**Your goal**
Seek out every line containing the word "hands", and copy each.
---
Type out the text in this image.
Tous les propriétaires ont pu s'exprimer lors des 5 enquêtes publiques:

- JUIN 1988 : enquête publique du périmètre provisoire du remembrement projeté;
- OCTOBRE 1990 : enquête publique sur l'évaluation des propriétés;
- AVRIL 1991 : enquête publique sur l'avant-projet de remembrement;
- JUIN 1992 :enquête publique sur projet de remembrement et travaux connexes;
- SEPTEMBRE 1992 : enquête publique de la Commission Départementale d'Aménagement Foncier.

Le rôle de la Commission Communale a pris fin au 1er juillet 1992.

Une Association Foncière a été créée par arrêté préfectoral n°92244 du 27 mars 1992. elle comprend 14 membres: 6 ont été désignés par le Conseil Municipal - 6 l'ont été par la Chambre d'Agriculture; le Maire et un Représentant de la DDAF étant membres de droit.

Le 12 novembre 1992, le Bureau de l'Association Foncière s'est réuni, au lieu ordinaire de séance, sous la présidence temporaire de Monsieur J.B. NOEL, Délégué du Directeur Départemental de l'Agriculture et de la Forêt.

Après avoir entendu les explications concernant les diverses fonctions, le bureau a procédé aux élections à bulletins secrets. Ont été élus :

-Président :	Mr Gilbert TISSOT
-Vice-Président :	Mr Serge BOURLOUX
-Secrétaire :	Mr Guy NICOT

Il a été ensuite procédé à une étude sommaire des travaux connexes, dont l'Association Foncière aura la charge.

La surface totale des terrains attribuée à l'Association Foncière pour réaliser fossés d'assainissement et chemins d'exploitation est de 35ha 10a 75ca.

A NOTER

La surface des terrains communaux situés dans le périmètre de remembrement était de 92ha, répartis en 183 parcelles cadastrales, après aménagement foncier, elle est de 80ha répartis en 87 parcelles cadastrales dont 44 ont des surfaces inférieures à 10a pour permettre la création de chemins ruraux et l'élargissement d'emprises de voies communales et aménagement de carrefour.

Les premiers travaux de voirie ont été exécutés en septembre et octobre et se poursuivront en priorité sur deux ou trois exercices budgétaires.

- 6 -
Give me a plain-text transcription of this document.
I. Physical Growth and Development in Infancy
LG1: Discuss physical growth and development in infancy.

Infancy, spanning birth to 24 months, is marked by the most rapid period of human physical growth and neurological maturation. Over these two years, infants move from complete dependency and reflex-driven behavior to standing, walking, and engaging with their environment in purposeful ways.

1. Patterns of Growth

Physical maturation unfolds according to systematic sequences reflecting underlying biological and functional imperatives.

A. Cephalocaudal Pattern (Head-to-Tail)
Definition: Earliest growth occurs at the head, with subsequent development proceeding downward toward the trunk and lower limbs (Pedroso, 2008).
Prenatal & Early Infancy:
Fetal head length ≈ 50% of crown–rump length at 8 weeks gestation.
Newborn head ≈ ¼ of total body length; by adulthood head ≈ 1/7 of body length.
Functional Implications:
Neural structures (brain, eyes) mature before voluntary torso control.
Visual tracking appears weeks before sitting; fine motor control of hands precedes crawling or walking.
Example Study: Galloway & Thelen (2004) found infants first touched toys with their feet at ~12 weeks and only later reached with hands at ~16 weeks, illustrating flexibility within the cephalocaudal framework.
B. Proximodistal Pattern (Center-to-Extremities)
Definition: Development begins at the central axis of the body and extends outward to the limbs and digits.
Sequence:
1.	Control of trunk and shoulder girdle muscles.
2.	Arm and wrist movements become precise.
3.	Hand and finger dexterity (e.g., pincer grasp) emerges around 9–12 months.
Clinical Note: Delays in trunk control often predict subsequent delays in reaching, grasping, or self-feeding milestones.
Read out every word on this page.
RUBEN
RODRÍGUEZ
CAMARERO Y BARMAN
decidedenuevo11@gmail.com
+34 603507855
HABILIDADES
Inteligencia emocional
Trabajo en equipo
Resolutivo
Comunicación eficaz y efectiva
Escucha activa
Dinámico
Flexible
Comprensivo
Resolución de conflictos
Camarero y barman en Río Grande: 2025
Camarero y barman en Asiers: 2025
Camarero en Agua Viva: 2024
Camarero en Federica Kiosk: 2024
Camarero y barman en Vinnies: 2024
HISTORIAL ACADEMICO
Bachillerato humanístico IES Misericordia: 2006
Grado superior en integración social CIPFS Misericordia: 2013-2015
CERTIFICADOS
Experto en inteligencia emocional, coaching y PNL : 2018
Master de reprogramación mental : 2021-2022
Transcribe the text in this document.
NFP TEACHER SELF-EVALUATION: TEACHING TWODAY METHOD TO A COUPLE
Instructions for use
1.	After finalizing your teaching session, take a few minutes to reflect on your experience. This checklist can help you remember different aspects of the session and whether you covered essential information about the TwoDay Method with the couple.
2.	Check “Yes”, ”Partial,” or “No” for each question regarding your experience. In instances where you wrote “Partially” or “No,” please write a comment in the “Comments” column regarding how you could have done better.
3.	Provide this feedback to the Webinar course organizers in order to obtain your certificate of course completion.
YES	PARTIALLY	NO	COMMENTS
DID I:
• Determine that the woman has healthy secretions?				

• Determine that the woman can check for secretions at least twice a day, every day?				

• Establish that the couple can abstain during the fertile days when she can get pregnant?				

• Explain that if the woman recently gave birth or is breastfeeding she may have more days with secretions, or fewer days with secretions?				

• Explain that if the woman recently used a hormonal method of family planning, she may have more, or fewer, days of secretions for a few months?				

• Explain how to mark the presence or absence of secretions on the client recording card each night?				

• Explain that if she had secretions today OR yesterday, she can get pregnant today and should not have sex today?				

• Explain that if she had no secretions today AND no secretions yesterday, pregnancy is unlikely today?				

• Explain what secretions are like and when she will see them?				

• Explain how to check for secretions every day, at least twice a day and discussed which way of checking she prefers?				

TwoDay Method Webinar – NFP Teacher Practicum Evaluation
---
**Answer below**
Visual tracking appears weeks before sitting; fine motor control of hands precedes crawling or walking.
Example Study: Galloway & Thelen (2004) found infants first touched toys with their feet at ~12 weeks and only later reached with hands at ~16 weeks, illustrating flexibility within the cephalocaudal framework.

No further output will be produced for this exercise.